- [Task description] Print out the complete set of records below, exactly as they read.

- [Input for this task]

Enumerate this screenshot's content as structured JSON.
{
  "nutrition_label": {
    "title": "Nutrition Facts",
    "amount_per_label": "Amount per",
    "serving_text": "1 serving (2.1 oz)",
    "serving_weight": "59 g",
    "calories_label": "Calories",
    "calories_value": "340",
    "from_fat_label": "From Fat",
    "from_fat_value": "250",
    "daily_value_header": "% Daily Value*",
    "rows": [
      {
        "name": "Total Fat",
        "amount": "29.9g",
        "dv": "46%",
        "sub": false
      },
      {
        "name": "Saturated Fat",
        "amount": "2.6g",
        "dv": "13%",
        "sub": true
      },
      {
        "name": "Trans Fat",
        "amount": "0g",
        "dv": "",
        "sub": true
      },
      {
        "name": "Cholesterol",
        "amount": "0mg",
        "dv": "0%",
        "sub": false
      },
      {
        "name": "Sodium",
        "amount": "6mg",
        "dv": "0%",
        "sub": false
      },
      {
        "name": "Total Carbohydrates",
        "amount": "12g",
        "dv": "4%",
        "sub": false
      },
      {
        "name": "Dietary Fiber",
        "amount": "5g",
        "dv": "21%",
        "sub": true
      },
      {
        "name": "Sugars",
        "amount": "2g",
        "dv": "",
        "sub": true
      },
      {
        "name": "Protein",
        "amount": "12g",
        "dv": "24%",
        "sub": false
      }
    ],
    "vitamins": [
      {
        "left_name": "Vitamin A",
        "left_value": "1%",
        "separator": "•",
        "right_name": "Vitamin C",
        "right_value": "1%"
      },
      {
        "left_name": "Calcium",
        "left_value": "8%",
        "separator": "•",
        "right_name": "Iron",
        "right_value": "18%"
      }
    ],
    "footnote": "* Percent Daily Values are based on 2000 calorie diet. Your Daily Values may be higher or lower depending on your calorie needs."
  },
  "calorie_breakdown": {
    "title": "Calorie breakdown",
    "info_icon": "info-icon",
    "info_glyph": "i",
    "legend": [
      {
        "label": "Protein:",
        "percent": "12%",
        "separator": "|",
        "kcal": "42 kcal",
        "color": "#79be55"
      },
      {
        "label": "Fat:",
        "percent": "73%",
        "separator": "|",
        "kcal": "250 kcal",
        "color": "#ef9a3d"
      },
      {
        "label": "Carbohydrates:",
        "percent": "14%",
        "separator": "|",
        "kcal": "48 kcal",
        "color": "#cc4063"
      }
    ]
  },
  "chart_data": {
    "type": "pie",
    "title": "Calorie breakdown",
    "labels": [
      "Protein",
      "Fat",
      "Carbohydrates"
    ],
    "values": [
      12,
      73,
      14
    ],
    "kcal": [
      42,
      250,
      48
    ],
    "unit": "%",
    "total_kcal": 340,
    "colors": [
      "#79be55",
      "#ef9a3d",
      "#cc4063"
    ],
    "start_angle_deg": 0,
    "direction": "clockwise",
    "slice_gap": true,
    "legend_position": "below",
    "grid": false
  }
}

- [Task result]
Enumerate this screenshot's content as structured JSON.
{
  "nutrition_label": {
    "title": "Nutrition Facts",
    "amount_per_label": "Amount per",
    "serving_text": "1 serving (2.1 oz)",
    "serving_weight": "59 g",
    "calories_label": "Calories",
    "calories_value": "340",
    "from_fat_label": "From Fat",
    "from_fat_value": "250",
    "daily_value_header": "% Daily Value*",
    "rows": [
      {
        "name": "Total Fat",
        "amount": "29.9g",
        "dv": "46%",
        "sub": false
      },
      {
        "name": "Saturated Fat",
        "amount": "2.6g",
        "dv": "13%",
        "sub": true
      },
      {
        "name": "Trans Fat",
        "amount": "0g",
        "dv": "",
        "sub": true
      },
      {
        "name": "Cholesterol",
        "amount": "0mg",
        "dv": "0%",
        "sub": false
      },
      {
        "name": "Sodium",
        "amount": "6mg",
        "dv": "0%",
        "sub": false
      },
      {
        "name": "Total Carbohydrates",
        "amount": "12g",
        "dv": "4%",
        "sub": false
      },
      {
        "name": "Dietary Fiber",
        "amount": "5g",
        "dv": "21%",
        "sub": true
      },
      {
        "name": "Sugars",
        "amount": "2g",
        "dv": "",
        "sub": true
      },
      {
        "name": "Protein",
        "amount": "12g",
        "dv": "24%",
        "sub": false
      }
    ],
    "vitamins": [
      {
        "left_name": "Vitamin A",
        "left_value": "1%",
        "separator": "•",
        "right_name": "Vitamin C",
        "right_value": "1%"
      },
      {
        "left_name": "Calcium",
        "left_value": "8%",
        "separator": "•",
        "right_name": "Iron",
        "right_value": "18%"
      }
    ],
    "footnote": "* Percent Daily Values are based on 2000 calorie diet. Your Daily Values may be higher or lower depending on your calorie needs."
  },
  "calorie_breakdown": {
    "title": "Calorie breakdown",
    "info_icon": "info-icon",
    "info_glyph": "i",
    "legend": [
      {
        "label": "Protein:",
        "percent": "12%",
        "separator": "|",
        "kcal": "42 kcal",
        "color": "#79be55"
      },
      {
        "label": "Fat:",
        "percent": "73%",
        "separator": "|",
        "kcal": "250 kcal",
        "color": "#ef9a3d"
      },
      {
        "label": "Carbohydrates:",
        "percent": "14%",
        "separator": "|",
        "kcal": "48 kcal",
        "color": "#cc4063"
      }
    ]
  },
  "chart_data": {
    "type": "pie",
    "title": "Calorie breakdown",
    "labels": [
      "Protein",
      "Fat",
      "Carbohydrates"
    ],
    "values": [
      12,
      73,
      14
    ],
    "kcal": [
      42,
      250,
      48
    ],
    "unit": "%",
    "total_kcal": 340,
    "colors": [
      "#79be55",
      "#ef9a3d",
      "#cc4063"
    ],
    "start_angle_deg": 0,
    "direction": "clockwise",
    "slice_gap": true,
    "legend_position": "below",
    "grid": false
  }
}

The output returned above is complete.